§ Instructions for the task
Exactly reproduce each record listed below.

[Extracted records]
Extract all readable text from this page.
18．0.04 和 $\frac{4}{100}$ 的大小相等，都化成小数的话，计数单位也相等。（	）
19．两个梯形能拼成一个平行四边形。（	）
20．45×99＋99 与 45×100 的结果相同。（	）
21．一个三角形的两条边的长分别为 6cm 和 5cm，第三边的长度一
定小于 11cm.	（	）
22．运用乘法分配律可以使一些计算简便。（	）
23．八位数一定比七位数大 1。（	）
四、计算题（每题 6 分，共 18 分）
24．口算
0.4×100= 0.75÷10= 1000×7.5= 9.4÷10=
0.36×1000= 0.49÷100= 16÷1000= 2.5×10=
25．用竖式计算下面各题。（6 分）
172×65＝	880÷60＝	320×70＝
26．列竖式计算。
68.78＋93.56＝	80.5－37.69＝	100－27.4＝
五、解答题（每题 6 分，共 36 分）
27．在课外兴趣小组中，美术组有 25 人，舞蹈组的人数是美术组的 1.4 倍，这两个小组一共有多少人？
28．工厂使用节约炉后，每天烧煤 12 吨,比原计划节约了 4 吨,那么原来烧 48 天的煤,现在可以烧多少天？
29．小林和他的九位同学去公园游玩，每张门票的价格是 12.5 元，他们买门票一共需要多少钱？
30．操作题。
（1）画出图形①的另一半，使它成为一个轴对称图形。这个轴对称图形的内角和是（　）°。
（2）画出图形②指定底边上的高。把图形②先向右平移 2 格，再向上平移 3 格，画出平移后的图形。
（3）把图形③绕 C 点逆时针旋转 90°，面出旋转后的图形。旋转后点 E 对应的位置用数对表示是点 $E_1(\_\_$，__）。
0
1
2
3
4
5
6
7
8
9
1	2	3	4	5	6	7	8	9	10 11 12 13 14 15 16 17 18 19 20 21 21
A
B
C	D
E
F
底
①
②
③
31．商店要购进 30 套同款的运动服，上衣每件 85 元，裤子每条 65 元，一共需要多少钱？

§ Correct answer
Extract all readable text from this page.
18．0.04 和 $\frac{4}{100}$ 的大小相等，都化成小数的话，计数单位也相等。（	）
19．两个梯形能拼成一个平行四边形。（	）
20．45×99＋99 与 45×100 的结果相同。（	）
21．一个三角形的两条边的长分别为 6cm 和 5cm，第三边的长度一
定小于 11cm.	（	）
22．运用乘法分配律可以使一些计算简便。（	）
23．八位数一定比七位数大 1。（	）
四、计算题（每题 6 分，共 18 分）
24．口算
0.4×100= 0.75÷10= 1000×7.5= 9.4÷10=
0.36×1000= 0.49÷100= 16÷1000= 2.5×10=
25．用竖式计算下面各题。（6 分）
172×65＝	880÷60＝	320×70＝
26．列竖式计算。
68.78＋93.56＝	80.5－37.69＝	100－27.4＝
五、解答题（每题 6 分，共 36 分）
27．在课外兴趣小组中，美术组有 25 人，舞蹈组的人数是美术组的 1.4 倍，这两个小组一共有多少人？
28．工厂使用节约炉后，每天烧煤 12 吨,比原计划节约了 4 吨,那么原来烧 48 天的煤,现在可以烧多少天？
29．小林和他的九位同学去公园游玩，每张门票的价格是 12.5 元，他们买门票一共需要多少钱？
30．操作题。
（1）画出图形①的另一半，使它成为一个轴对称图形。这个轴对称图形的内角和是（　）°。
（2）画出图形②指定底边上的高。把图形②先向右平移 2 格，再向上平移 3 格，画出平移后的图形。
（3）把图形③绕 C 点逆时针旋转 90°，面出旋转后的图形。旋转后点 E 对应的位置用数对表示是点 $E_1(\_\_$，__）。
0
1
2
3
4
5
6
7
8
9
1	2	3	4	5	6	7	8	9	10 11 12 13 14 15 16 17 18 19 20 21 21
A
B
C	D
E
F
底
①
②
③
31．商店要购进 30 套同款的运动服，上衣每件 85 元，裤子每条 65 元，一共需要多少钱？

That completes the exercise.